» Set problem
Give the number of lines in the records below that include "move", and nothing more.
________
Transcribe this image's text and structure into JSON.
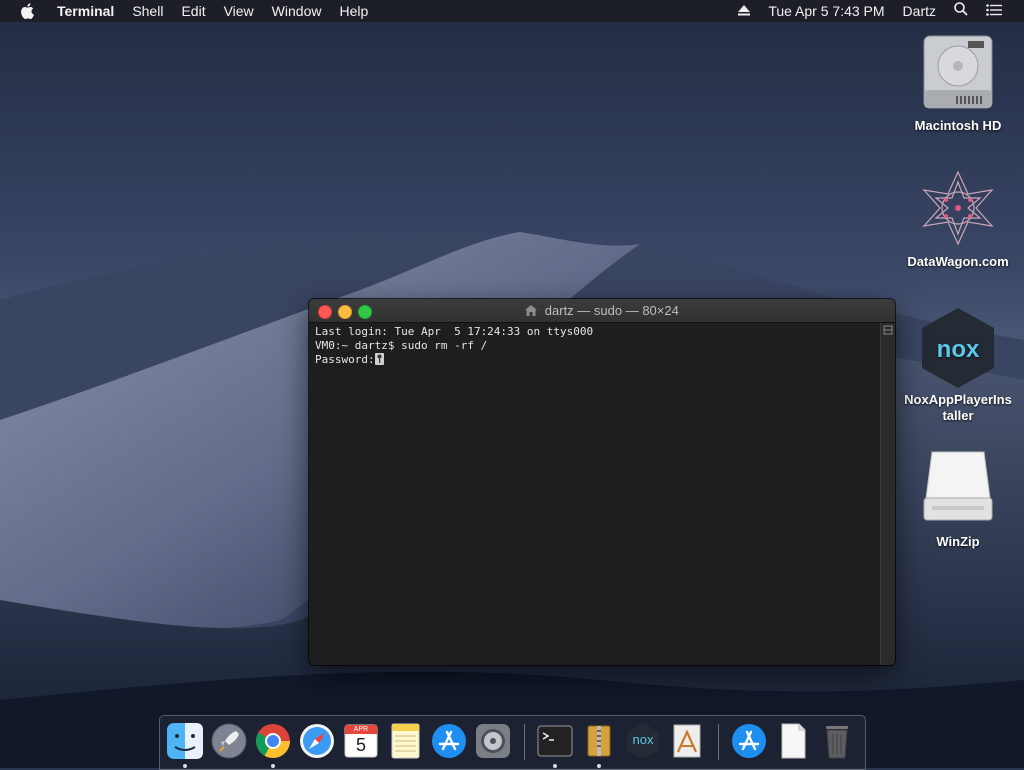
{
  "menubar": {
    "app_name": "Terminal",
    "menus": [
      "Shell",
      "Edit",
      "View",
      "Window",
      "Help"
    ],
    "datetime": "Tue Apr 5  7:43 PM",
    "user": "Dartz"
  },
  "desktop_icons": [
    {
      "label": "Macintosh HD",
      "icon": "hard-drive-icon"
    },
    {
      "label": "DataWagon.com",
      "icon": "datawagon-icon"
    },
    {
      "label": "NoxAppPlayerIns taller",
      "icon": "nox-icon"
    },
    {
      "label": "WinZip",
      "icon": "disk-image-icon"
    }
  ],
  "terminal": {
    "title": "dartz — sudo — 80×24",
    "lines": [
      "Last login: Tue Apr  5 17:24:33 on ttys000",
      "VM0:~ dartz$ sudo rm -rf /",
      "Password:"
    ]
  },
  "dock": {
    "apps": [
      "Finder",
      "Launchpad",
      "Chrome",
      "Safari",
      "Calendar",
      "Notes",
      "App Store",
      "System Preferences",
      "Terminal",
      "Archive Utility",
      "Nox",
      "Script Editor",
      "App Store Downloads",
      "Documents",
      "Trash"
    ],
    "calendar_month": "APR",
    "calendar_day": "5",
    "nox_text": "nox"
  },
  "colors": {
    "close": "#fc5753",
    "minimize": "#fdbc40",
    "maximize": "#33c748"
  }
}
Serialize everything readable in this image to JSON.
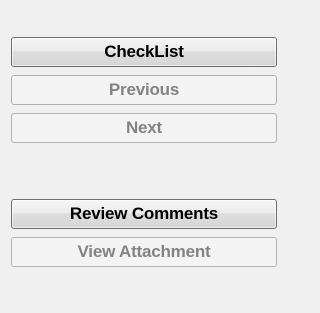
{
  "buttons": {
    "checklist": {
      "label": "CheckList",
      "enabled": true
    },
    "previous": {
      "label": "Previous",
      "enabled": false
    },
    "next": {
      "label": "Next",
      "enabled": false
    },
    "review_comments": {
      "label": "Review Comments",
      "enabled": true
    },
    "view_attachment": {
      "label": "View Attachment",
      "enabled": false
    }
  }
}
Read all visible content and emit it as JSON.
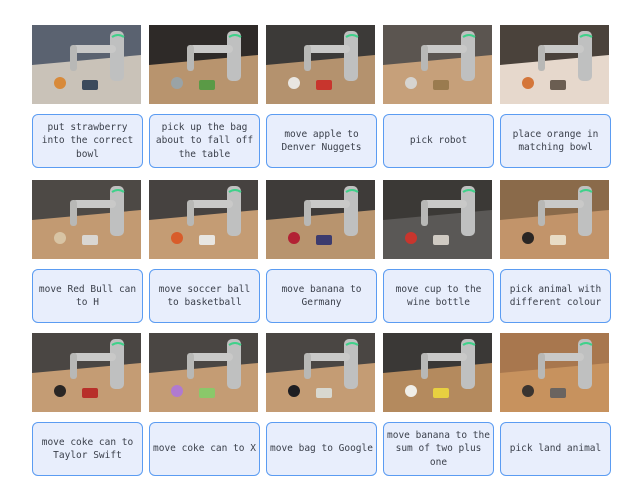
{
  "figure": {
    "rows": [
      {
        "items": [
          {
            "instruction": "put strawberry into the correct bowl",
            "image": "robot arm at kitchen counter with fruit bowl and fridge",
            "palette": [
              "#5a6270",
              "#c9c2b8",
              "#d88a3a",
              "#3b4a5c"
            ]
          },
          {
            "instruction": "pick up the bag about to fall off the table",
            "image": "robot arm grabbing chip bag at table edge",
            "palette": [
              "#2e2a28",
              "#b8946e",
              "#9aa3a6",
              "#5a9a46"
            ]
          },
          {
            "instruction": "move apple to Denver Nuggets",
            "image": "robot arm moving red apple onto logo cards",
            "palette": [
              "#3c3a38",
              "#b4926e",
              "#e9e6e1",
              "#c8352d"
            ]
          },
          {
            "instruction": "pick robot",
            "image": "robot arm above toy robot figures on table",
            "palette": [
              "#5b5550",
              "#c6a07a",
              "#d6d4d0",
              "#9a7b4f"
            ]
          },
          {
            "instruction": "place orange in matching bowl",
            "image": "two bowls with oranges on dark table",
            "palette": [
              "#4a423b",
              "#e6d8cc",
              "#d4763a",
              "#6b5e52"
            ]
          }
        ]
      },
      {
        "items": [
          {
            "instruction": "move Red Bull can to H",
            "image": "robot arm with can above wooden letter blocks",
            "palette": [
              "#4d4945",
              "#c29a72",
              "#d8c4a4",
              "#d9d6d2"
            ]
          },
          {
            "instruction": "move soccer ball to basketball",
            "image": "robot arm with soccer ball and basketball on table",
            "palette": [
              "#464240",
              "#c49c74",
              "#d85c2a",
              "#e8e6e2"
            ]
          },
          {
            "instruction": "move banana to Germany",
            "image": "robot arm placing banana near printed flags",
            "palette": [
              "#3e3b39",
              "#b8946e",
              "#b22234",
              "#3c3b6e"
            ]
          },
          {
            "instruction": "move cup to the wine bottle",
            "image": "robot arm on dark table with cup, apple and wine bottle",
            "palette": [
              "#3b3936",
              "#5a5856",
              "#c8352d",
              "#cfcac2"
            ]
          },
          {
            "instruction": "pick animal with different colour",
            "image": "robot gripper over toy animals on wooden table",
            "palette": [
              "#8a6a4a",
              "#c2946a",
              "#2a2624",
              "#e8dcc6"
            ]
          }
        ]
      },
      {
        "items": [
          {
            "instruction": "move coke can to Taylor Swift",
            "image": "robot arm holding coke can over picture frames",
            "palette": [
              "#4a4643",
              "#c49c74",
              "#2a2624",
              "#b8302a"
            ]
          },
          {
            "instruction": "move coke can to X",
            "image": "robot arm holding coke can over colorful letter shapes",
            "palette": [
              "#4a4643",
              "#c49c74",
              "#b07ad0",
              "#8ac86a"
            ]
          },
          {
            "instruction": "move bag to Google",
            "image": "robot arm near black bag and printed logo",
            "palette": [
              "#4a4643",
              "#c49c74",
              "#1e1e22",
              "#d8d8d0"
            ]
          },
          {
            "instruction": "move banana to the sum of two plus one",
            "image": "robot arm with banana over numbered papers",
            "palette": [
              "#3a3836",
              "#b48a5e",
              "#f0eee8",
              "#e8d040"
            ]
          },
          {
            "instruction": "pick land animal",
            "image": "robot gripper over toy octopus and horse on table",
            "palette": [
              "#a8774e",
              "#c7925e",
              "#3a3430",
              "#6a6460"
            ]
          }
        ]
      }
    ]
  },
  "colors": {
    "label_border": "#5b9cf2",
    "label_background": "#e8eefc",
    "label_text": "#3a3f4a",
    "page_background": "#ffffff"
  }
}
________
» The completed task
9